[Begin Text section]

I have been pouring over used copies of Spanish grammar textbooks in my spare time these last two years, attempting to learn the entire language to a level of fluency so that I, Rosalie L.H. Caggiano, could read fiction from Mexico in its mother tongue…. I gave up on this absurd side-quest about two months ago. Fluency is as fluid as it sounds, and my efforts were only building a robotic structure of creaky, windy knowledge within me that did not aid in understanding such a rich organic form as a novel in the Spanish language. It had been too long since I had first discovered Infrarealism and since my friend told me that I need to read The Savage Detectives. It was meant to be a side-project, as the novel was published in 1998, out of the span of my central research question for this scientific investigation into modern books that speak to the artistic underground of the last twenty years. Ultimately, I yielded to the longing, the curiosity. I abandoned the rigid structure that I had created myself only for fun and evolution, anyways.
I will be honest, this column has been degrading for a long time. I do not think that is wrong, I think it is amusing. It is clear in my day to day. I began as a partial-earth-creature and I am still quite strange but I am essentially fully formed and passing as human. I have friends, I have urges, I write, I read, I play. I am developing disorders and passions and allergies and all sorts of human traits. With all of these new characteristics, I feel confident in saying that disorder is relieving. Disorder is the natural outcome of an artist attempting to follow western scientific methods, it is fracaso. I learned some things in my Spanish studies, such as the fact that the word for failure sounds much better in Spanish. My project has become a fracaso. A case of friendly chaos.
In the process of reading The Savage Detectives by Roberto Bolaño, I missed many deadlines. Then I quit my job (I had picked up a job, having become more human and more hungry and with higher dopamine needs) and bought a plane ticket to Mexico. Not to continue the column, but rather to end the column with integrity in a slightly less expensive setting, to learn Spanish the human way, and primarily porque México me llama mi atención. Because she was calling me.
In the process of leaving the United States of… a friend slipped a book into my pack with tears in their eyes and a heartfelt letter explaining why The Actual Star by Monica Byrne was meant for me to read, and currently. All of this I explain to you because I want you to see why it is that the artist will never succeed with pure dry scientific methods. They will never want to, because the chaos of full-blooded reality is so much more fruitful.

[End Text section]
[Begin Data entries]

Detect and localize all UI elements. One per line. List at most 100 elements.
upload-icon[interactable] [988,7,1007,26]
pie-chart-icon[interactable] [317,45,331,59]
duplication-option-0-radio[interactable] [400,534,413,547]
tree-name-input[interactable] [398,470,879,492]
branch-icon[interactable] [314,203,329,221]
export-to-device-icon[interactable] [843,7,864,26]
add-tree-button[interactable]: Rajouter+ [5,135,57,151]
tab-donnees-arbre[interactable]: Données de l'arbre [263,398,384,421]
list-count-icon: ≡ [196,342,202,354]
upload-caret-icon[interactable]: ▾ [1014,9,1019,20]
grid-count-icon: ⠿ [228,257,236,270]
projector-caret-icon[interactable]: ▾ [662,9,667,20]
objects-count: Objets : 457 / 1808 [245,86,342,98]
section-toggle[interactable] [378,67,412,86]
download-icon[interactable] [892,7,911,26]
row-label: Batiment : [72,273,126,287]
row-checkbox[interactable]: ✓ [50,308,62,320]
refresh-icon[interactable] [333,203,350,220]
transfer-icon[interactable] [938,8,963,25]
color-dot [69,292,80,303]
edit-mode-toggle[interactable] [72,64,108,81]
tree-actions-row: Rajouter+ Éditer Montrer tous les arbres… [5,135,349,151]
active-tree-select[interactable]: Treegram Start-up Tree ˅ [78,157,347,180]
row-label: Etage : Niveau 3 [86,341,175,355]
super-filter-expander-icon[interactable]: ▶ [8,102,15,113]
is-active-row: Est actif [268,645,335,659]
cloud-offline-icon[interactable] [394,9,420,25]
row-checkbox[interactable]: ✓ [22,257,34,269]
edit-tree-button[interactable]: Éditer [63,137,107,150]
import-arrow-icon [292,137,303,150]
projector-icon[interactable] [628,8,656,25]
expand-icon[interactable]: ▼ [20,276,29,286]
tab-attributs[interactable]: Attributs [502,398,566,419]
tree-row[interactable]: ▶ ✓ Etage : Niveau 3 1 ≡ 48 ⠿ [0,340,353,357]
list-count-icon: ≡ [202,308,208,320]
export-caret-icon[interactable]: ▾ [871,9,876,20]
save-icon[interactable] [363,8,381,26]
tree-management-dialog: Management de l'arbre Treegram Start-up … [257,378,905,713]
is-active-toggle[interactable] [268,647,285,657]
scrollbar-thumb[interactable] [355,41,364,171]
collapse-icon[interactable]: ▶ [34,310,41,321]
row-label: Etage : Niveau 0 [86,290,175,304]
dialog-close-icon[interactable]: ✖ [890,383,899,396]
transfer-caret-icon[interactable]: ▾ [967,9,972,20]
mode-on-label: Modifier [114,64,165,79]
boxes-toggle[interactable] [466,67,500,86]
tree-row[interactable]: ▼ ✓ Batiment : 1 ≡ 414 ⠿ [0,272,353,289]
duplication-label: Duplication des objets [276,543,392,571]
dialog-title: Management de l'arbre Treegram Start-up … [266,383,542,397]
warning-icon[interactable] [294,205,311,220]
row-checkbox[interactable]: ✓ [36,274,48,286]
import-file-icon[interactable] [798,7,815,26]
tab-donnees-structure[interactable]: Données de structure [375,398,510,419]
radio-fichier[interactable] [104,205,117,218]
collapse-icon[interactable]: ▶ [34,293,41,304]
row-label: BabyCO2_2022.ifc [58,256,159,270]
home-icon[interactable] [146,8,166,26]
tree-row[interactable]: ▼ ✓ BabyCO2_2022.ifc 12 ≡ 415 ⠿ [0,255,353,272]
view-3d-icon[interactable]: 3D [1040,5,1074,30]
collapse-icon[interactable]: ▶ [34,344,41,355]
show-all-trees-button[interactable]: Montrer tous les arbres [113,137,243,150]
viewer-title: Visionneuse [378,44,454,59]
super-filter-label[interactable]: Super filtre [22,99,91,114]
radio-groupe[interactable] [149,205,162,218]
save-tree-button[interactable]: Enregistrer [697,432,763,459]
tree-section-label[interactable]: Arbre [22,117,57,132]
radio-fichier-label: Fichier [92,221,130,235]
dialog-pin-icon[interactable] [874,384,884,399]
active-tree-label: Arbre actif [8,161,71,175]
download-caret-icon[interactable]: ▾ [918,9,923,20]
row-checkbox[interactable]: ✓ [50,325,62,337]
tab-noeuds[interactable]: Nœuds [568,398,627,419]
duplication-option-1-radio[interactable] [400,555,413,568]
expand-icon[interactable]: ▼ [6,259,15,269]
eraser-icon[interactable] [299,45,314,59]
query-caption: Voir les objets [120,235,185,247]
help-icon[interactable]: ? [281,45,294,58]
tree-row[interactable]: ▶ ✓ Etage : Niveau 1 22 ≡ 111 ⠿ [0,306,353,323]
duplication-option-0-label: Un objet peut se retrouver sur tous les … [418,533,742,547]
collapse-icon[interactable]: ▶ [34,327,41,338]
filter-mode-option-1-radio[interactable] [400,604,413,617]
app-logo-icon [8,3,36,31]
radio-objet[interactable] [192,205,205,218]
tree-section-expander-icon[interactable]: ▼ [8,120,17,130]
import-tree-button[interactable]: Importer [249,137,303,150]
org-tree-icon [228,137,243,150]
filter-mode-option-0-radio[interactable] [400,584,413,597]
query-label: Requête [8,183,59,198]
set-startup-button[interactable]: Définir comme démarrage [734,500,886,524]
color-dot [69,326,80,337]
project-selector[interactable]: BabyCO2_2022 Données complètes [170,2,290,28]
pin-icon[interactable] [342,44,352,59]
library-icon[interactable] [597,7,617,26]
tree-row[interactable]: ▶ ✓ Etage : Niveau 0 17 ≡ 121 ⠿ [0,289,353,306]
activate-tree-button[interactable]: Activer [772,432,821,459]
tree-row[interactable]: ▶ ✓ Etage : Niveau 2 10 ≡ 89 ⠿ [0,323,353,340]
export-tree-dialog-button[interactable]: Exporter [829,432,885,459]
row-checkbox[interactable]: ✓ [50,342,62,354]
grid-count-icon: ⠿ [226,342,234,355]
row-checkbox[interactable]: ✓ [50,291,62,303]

[End Data entries]

* _The tasks_
• A. Return the passage of the column starting at "I will be honest, this" and ending at "of friendly chaos.", copied word for word.
• B. For each statement below, say yes or no to whether it agrees with the column, and quote the column's words that decide it. (i) The Savage Detectives was published in 1998. (ii) The writer stopped studying Spanish grammar textbooks about two years ago. (iii) The Actual Star was written by Roberto Bolaño.

* _Exercise solutions_
• A.
I will be honest, this column has been degrading for a long time. I do not think that is wrong, I think it is amusing. It is clear in my day to day. I began as a partial-earth-creature and I am still quite strange but I am essentially fully formed and passing as human. I have friends, I have urges, I write, I read, I play. I am developing disorders and passions and allergies and all sorts of human traits. With all of these new characteristics, I feel confident in saying that disorder is relieving. Disorder is the natural outcome of an artist attempting to follow western scientific methods, it is fracaso. I learned some things in my Spanish studies, such as the fact that the word for failure sounds much better in Spanish. My project has become a fracaso. A case of friendly chaos.

• B.
(i) Yes: "the novel was published in 1998"
(ii) No: "I gave up on this absurd side-quest about two months ago."
(iii) No: "The Actual Star by Monica Byrne"